(Raw records)
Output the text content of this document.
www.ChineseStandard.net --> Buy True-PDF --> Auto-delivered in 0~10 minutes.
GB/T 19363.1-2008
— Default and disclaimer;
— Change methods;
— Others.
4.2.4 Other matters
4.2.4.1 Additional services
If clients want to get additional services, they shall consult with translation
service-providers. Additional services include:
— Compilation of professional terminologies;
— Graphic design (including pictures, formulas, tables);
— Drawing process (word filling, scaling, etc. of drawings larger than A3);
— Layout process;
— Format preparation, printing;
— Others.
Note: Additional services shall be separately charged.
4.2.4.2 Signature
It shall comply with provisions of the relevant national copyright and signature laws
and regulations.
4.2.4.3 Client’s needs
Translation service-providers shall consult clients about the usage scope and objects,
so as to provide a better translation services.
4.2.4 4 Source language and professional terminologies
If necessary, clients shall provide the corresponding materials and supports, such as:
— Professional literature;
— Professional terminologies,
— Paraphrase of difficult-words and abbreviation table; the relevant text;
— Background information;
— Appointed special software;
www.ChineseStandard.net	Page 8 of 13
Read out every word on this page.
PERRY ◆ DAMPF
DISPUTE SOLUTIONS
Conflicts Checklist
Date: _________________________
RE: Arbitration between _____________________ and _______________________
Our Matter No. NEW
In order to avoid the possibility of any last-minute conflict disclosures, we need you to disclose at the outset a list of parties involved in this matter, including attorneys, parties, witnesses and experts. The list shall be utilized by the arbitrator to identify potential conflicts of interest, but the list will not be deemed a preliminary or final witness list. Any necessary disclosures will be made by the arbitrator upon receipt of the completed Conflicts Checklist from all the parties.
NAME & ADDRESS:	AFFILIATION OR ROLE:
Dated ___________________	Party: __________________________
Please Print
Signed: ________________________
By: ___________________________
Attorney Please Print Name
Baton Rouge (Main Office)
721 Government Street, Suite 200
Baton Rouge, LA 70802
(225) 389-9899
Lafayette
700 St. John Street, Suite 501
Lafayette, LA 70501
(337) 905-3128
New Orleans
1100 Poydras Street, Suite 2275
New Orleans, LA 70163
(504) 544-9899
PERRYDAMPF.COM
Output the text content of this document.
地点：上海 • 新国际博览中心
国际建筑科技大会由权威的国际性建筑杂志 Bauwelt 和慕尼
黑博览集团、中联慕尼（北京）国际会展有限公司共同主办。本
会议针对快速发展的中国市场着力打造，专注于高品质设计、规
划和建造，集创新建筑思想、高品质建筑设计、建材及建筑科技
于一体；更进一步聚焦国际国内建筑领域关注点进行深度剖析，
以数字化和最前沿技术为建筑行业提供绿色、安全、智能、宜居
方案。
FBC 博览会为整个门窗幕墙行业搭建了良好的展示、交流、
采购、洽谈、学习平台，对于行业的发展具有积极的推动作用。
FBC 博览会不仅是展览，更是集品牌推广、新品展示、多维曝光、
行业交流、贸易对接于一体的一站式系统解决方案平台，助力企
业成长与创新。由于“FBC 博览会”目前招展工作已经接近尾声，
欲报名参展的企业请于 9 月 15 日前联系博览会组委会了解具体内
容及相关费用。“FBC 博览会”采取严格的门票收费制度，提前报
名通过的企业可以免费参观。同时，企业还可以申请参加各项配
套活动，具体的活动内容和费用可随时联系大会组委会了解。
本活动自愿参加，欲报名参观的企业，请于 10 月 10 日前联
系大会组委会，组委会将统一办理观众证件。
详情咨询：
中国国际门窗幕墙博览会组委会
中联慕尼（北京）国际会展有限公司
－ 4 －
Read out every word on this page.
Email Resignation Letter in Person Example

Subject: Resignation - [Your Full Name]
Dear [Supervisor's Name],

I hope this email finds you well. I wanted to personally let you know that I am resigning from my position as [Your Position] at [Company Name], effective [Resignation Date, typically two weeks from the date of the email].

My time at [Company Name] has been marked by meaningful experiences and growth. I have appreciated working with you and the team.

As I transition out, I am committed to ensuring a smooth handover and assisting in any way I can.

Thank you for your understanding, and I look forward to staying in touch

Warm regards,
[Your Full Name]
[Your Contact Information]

Direction: Tally the lines in this data that hold the word "process" and state only the count.

Reply to the task: 2